Exercise details
Look through the material below for "made". Copy every line that contains it.

Task data
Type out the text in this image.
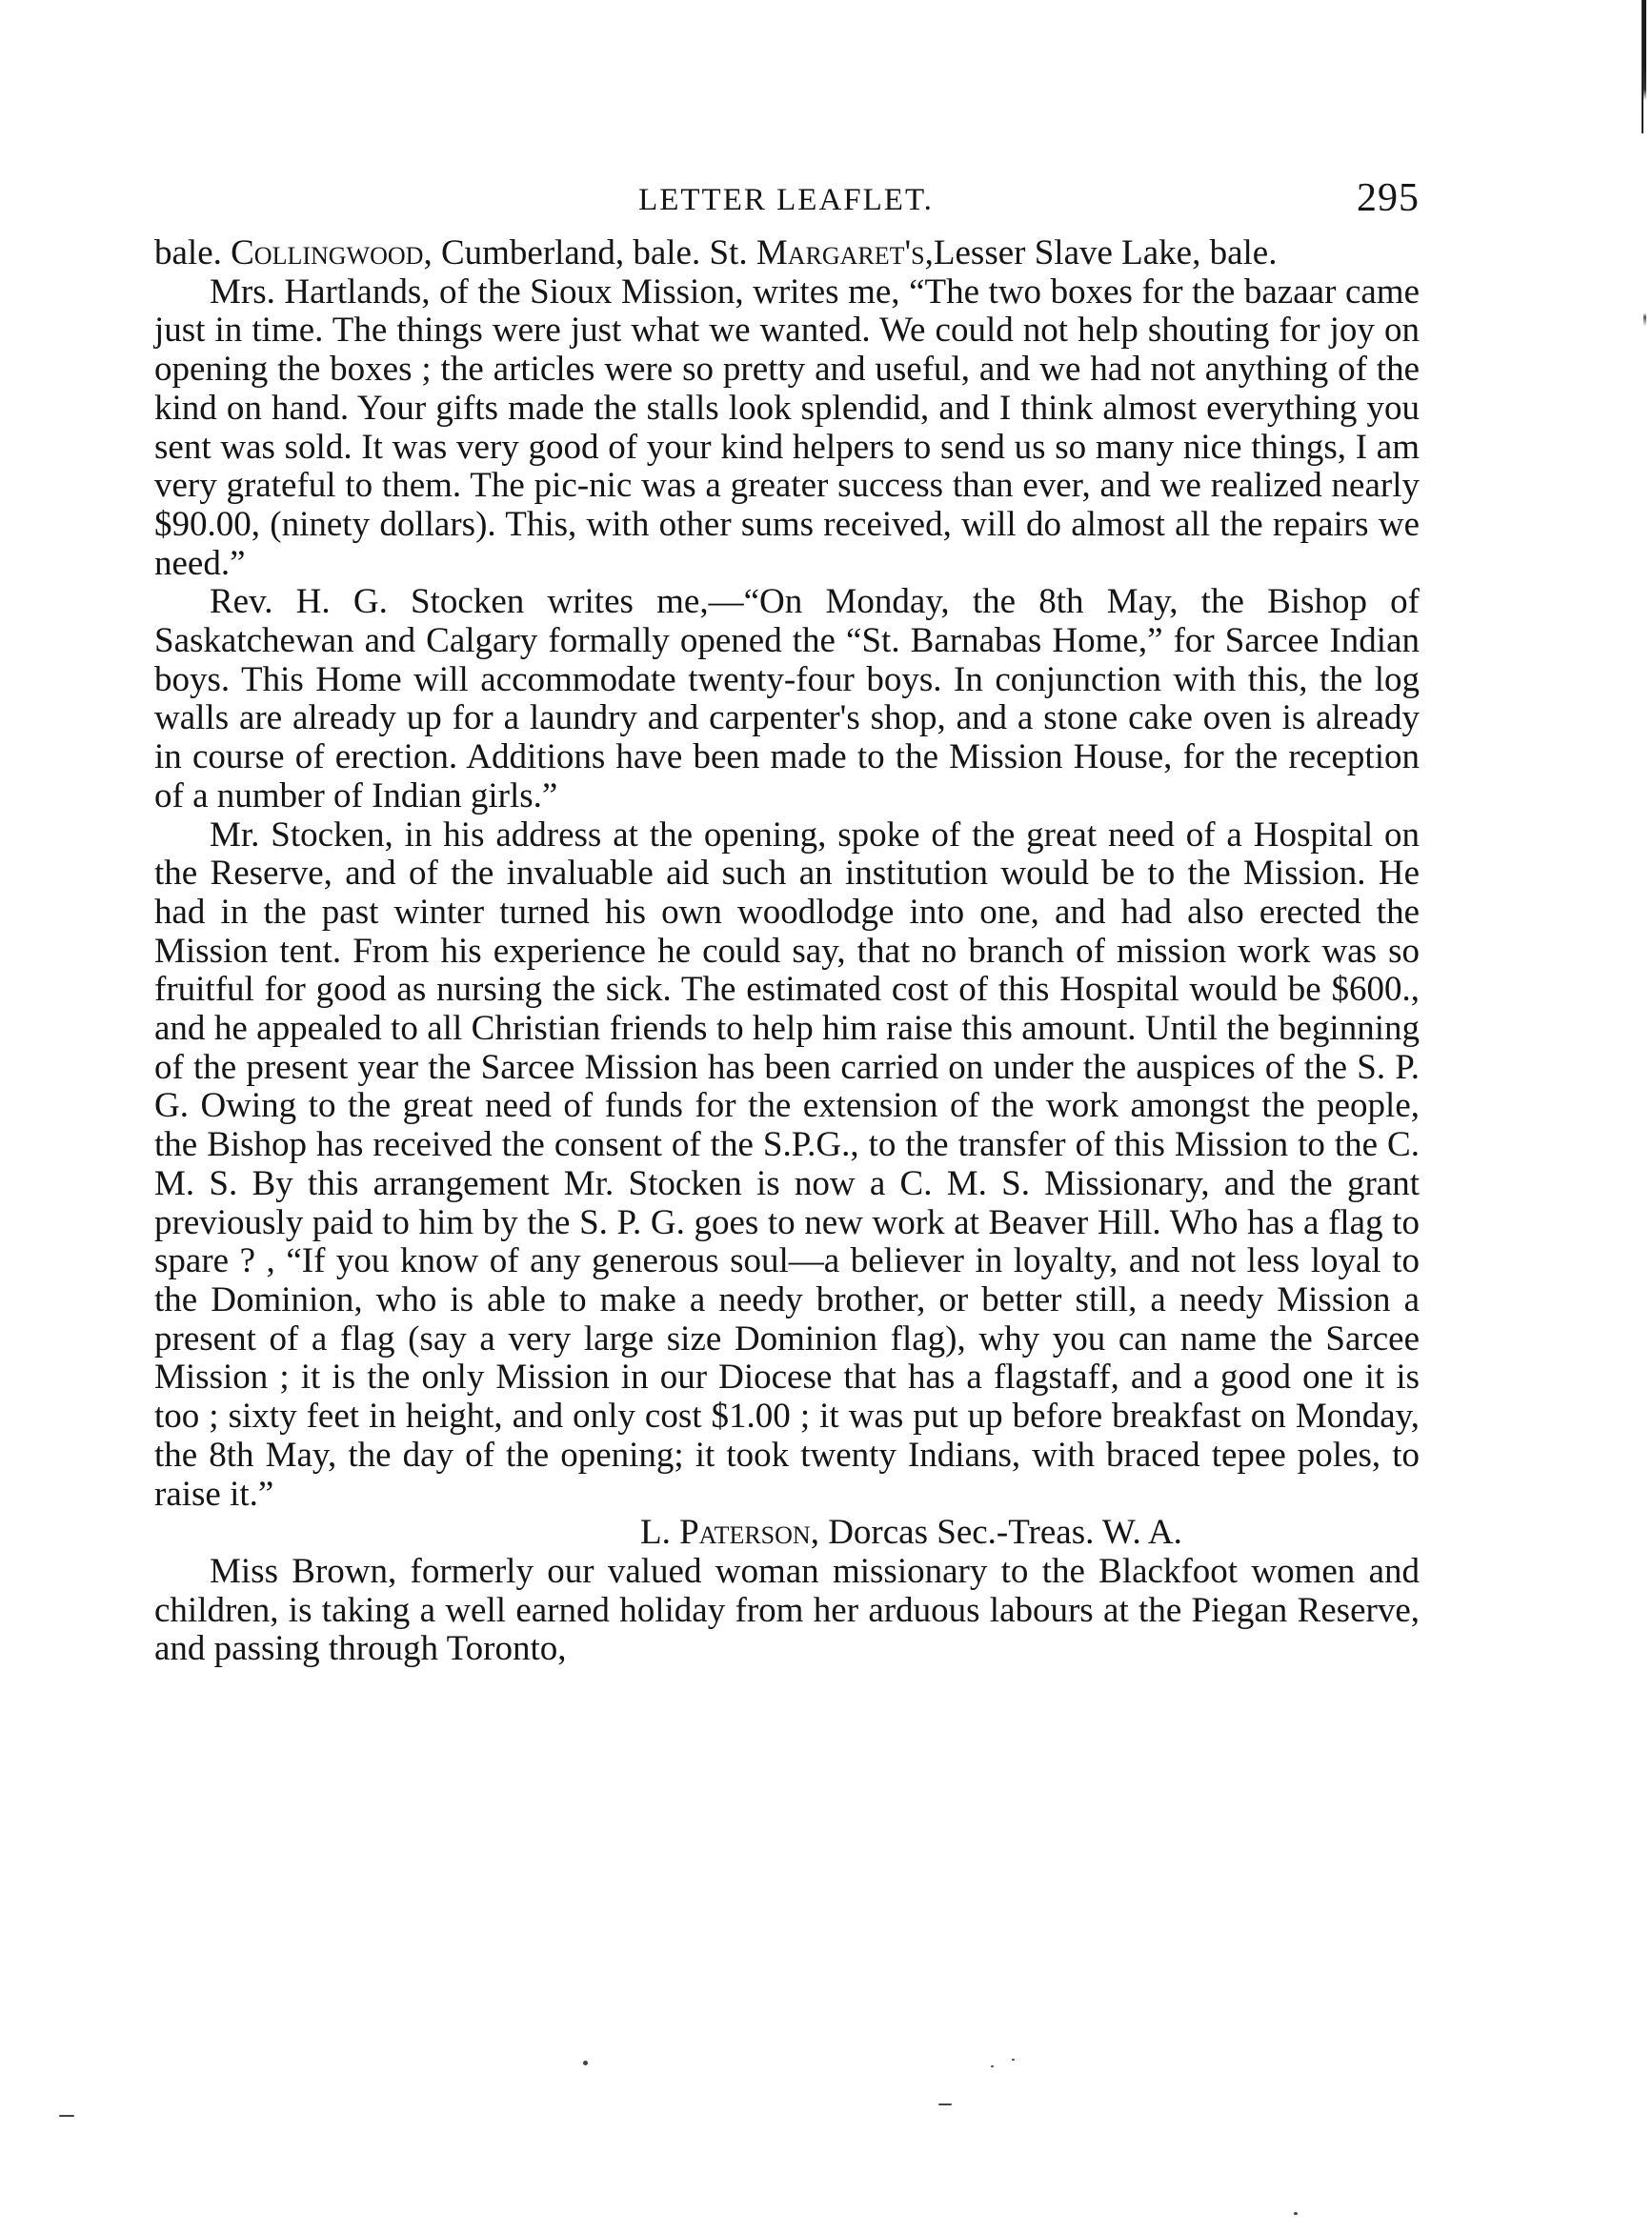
LETTER LEAFLET.	295

bale. Collingwood, Cumberland, bale. St. Margaret's,Lesser Slave Lake, bale.

Mrs. Hartlands, of the Sioux Mission, writes me, “The two boxes for the bazaar came just in time. The things were just what we wanted. We could not help shouting for joy on opening the boxes ; the articles were so pretty and useful, and we had not anything of the kind on hand. Your gifts made the stalls look splendid, and I think almost everything you sent was sold. It was very good of your kind helpers to send us so many nice things, I am very grateful to them. The pic-nic was a greater success than ever, and we realized nearly $90.00, (ninety dollars). This, with other sums received, will do almost all the repairs we need.”

Rev. H. G. Stocken writes me,—“On Monday, the 8th May, the Bishop of Saskatchewan and Calgary formally opened the “St. Barnabas Home,” for Sarcee Indian boys. This Home will accommodate twenty-four boys. In conjunction with this, the log walls are already up for a laundry and carpenter's shop, and a stone cake oven is already in course of erection. Additions have been made to the Mission House, for the reception of a number of Indian girls.”

Mr. Stocken, in his address at the opening, spoke of the great need of a Hospital on the Reserve, and of the invaluable aid such an institution would be to the Mission. He had in the past winter turned his own woodlodge into one, and had also erected the Mission tent. From his experience he could say, that no branch of mission work was so fruitful for good as nursing the sick. The estimated cost of this Hospital would be $600., and he appealed to all Christian friends to help him raise this amount. Until the beginning of the present year the Sarcee Mission has been carried on under the auspices of the S. P. G. Owing to the great need of funds for the extension of the work amongst the people, the Bishop has received the consent of the S.P.G., to the transfer of this Mission to the C. M. S. By this arrangement Mr. Stocken is now a C. M. S. Missionary, and the grant previously paid to him by the S. P. G. goes to new work at Beaver Hill. Who has a flag to spare ? , “If you know of any generous soul—a believer in loyalty, and not less loyal to the Dominion, who is able to make a needy brother, or better still, a needy Mission a present of a flag (say a very large size Dominion flag), why you can name the Sarcee Mission ; it is the only Mission in our Diocese that has a flagstaff, and a good one it is too ; sixty feet in height, and only cost $1.00 ; it was put up before breakfast on Monday, the 8th May, the day of the opening; it took twenty Indians, with braced tepee poles, to raise it.”

L. Paterson, Dorcas Sec.-Treas. W. A.

Miss Brown, formerly our valued woman missionary to the Blackfoot women and children, is taking a well earned holiday from her arduous labours at the Piegan Reserve, and passing through Toronto,
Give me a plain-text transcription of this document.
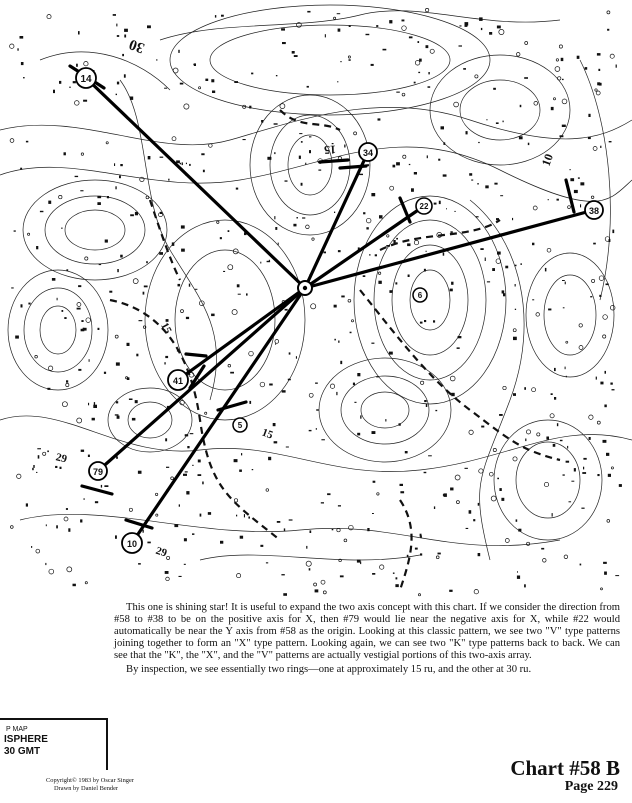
14
34
38
22
41
79
10
6
5
30
15
10
15
15
29
29

This one is shining star! It is useful to expand the two axis concept with this chart. If we consider the direction from #58 to #38 to be on the positive axis for X, then #79 would lie near the negative axis for X, while #22 would automatically be near the Y axis from #58 as the origin. Looking at this classic pattern, we see two "V" type patterns joining together to form an "X" type pattern. Looking again, we can see two "K" type patterns back to back. We can see that the "K", the "X", and the "V" patterns are actually vestigial portions of this two-axis array.

By inspection, we see essentially two rings—one at approximately 15 ru, and the other at 30 ru.

P MAP
ISPHERE
30 GMT
Copyright© 1983 by Oscar Singer
Drawn by Daniel Bender
Chart #58 B
Page 229
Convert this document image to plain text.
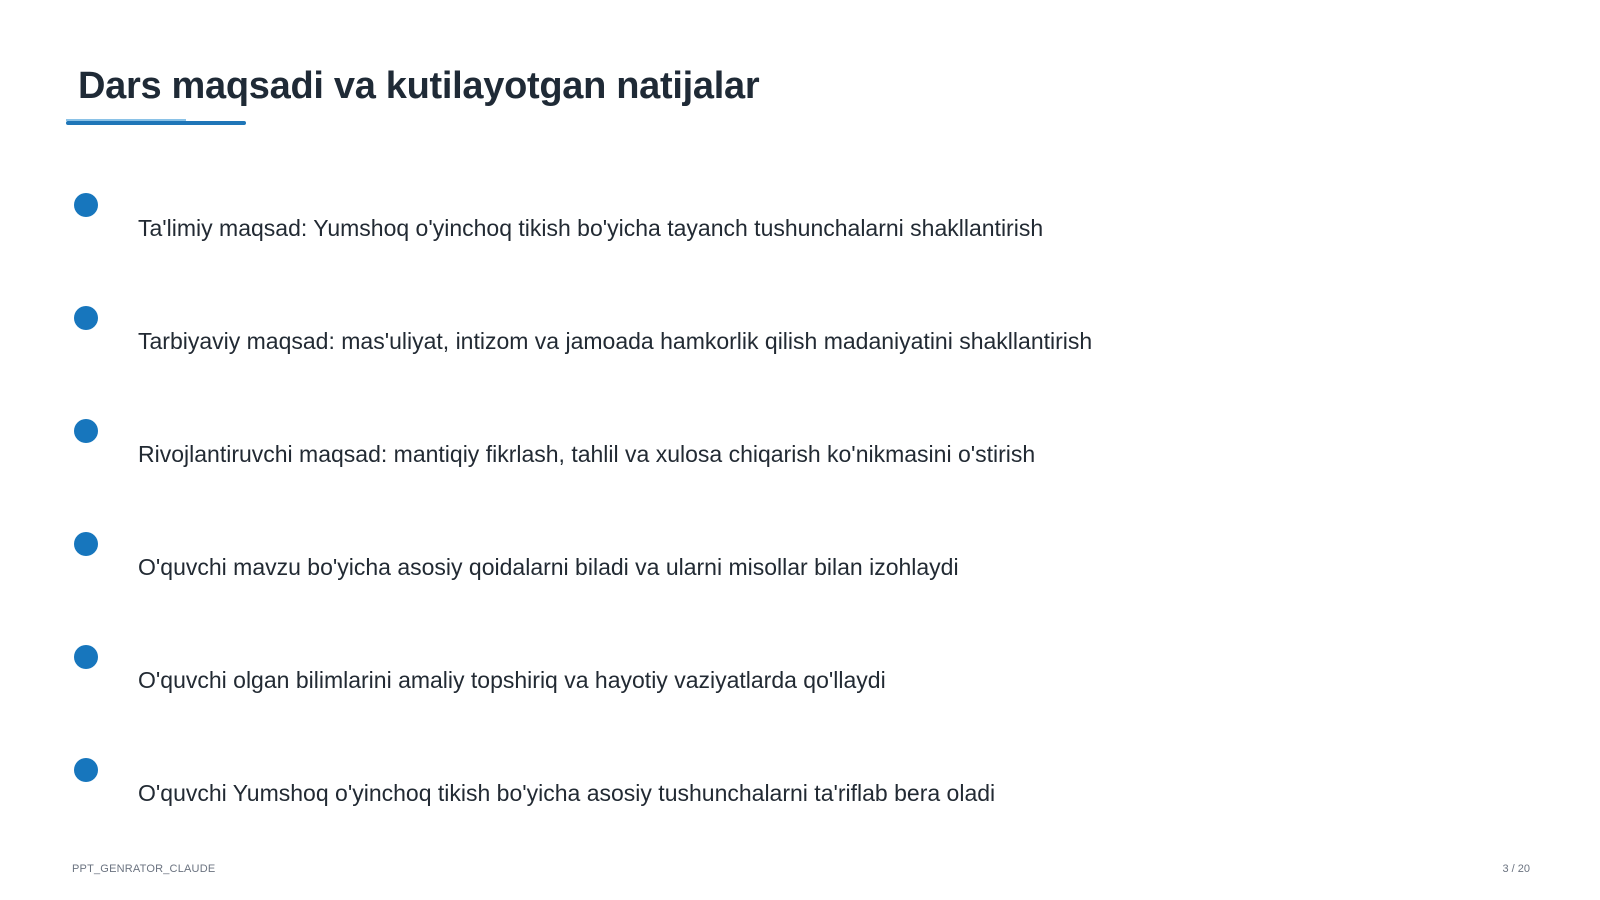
Dars maqsadi va kutilayotgan natijalar
Ta'limiy maqsad: Yumshoq o'yinchoq tikish bo'yicha tayanch tushunchalarni shakllantirish
Tarbiyaviy maqsad: mas'uliyat, intizom va jamoada hamkorlik qilish madaniyatini shakllantirish
Rivojlantiruvchi maqsad: mantiqiy fikrlash, tahlil va xulosa chiqarish ko'nikmasini o'stirish
O'quvchi mavzu bo'yicha asosiy qoidalarni biladi va ularni misollar bilan izohlaydi
O'quvchi olgan bilimlarini amaliy topshiriq va hayotiy vaziyatlarda qo'llaydi
O'quvchi Yumshoq o'yinchoq tikish bo'yicha asosiy tushunchalarni ta'riflab bera oladi
PPT_GENRATOR_CLAUDE	3 / 20
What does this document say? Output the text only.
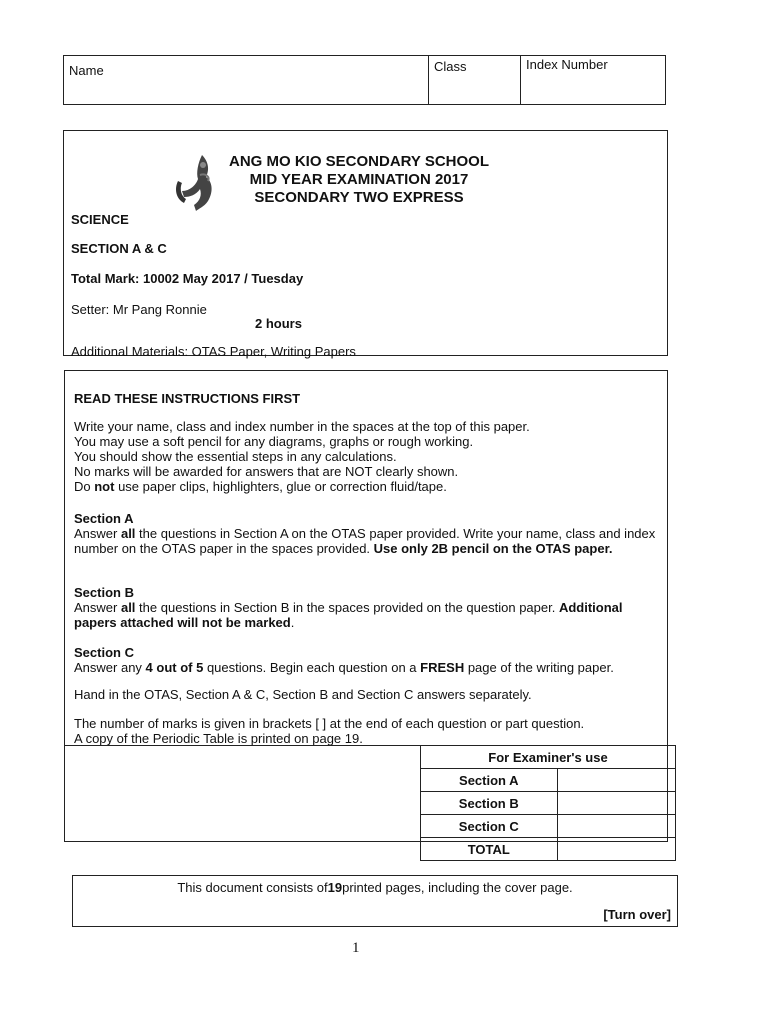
Name	Class	Index Number
ANG MO KIO SECONDARY SCHOOL
MID YEAR EXAMINATION 2017
SECONDARY TWO EXPRESS
SCIENCE
SECTION A & C
Total Mark: 10002 May 2017 / Tuesday
Setter: Mr Pang Ronnie
2 hours
Additional Materials: OTAS Paper, Writing Papers
READ THESE INSTRUCTIONS FIRST

Write your name, class and index number in the spaces at the top of this paper.

You may use a soft pencil for any diagrams, graphs or rough working.

You should show the essential steps in any calculations.

No marks will be awarded for answers that are NOT clearly shown.

Do not use paper clips, highlighters, glue or correction fluid/tape.

Section A

Answer all the questions in Section A on the OTAS paper provided. Write your name, class and index number on the OTAS paper in the spaces provided. Use only 2B pencil on the OTAS paper.

Section B

Answer all the questions in Section B in the spaces provided on the question paper. Additional papers attached will not be marked.

Section C

Answer any 4 out of 5 questions. Begin each question on a FRESH page of the writing paper.

Hand in the OTAS, Section A & C, Section B and Section C answers separately.
The number of marks is given in brackets [ ] at the end of each question or part question.
A copy of the Periodic Table is printed on page 19.
For Examiner's use	
Section A	
Section B	
Section C	
TOTAL	
This document consists of19printed pages, including the cover page.
[Turn over]
1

Answer below
Mrs. Hartlands, of the Sioux Mission, writes me, “The two boxes for the bazaar came just in time. The things were just what we wanted. We could not help shouting for joy on opening the boxes ; the articles were so pretty and useful, and we had not anything of the kind on hand. Your gifts made the stalls look splendid, and I think almost everything you sent was sold. It was very good of your kind helpers to send us so many nice things, I am very grateful to them. The pic-nic was a greater success than ever, and we realized nearly $90.00, (ninety dollars). This, with other sums received, will do almost all the repairs we need.”
Rev. H. G. Stocken writes me,—“On Monday, the 8th May, the Bishop of Saskatchewan and Calgary formally opened the “St. Barnabas Home,” for Sarcee Indian boys. This Home will accommodate twenty-four boys. In conjunction with this, the log walls are already up for a laundry and carpenter's shop, and a stone cake oven is already in course of erection. Additions have been made to the Mission House, for the reception of a number of Indian girls.”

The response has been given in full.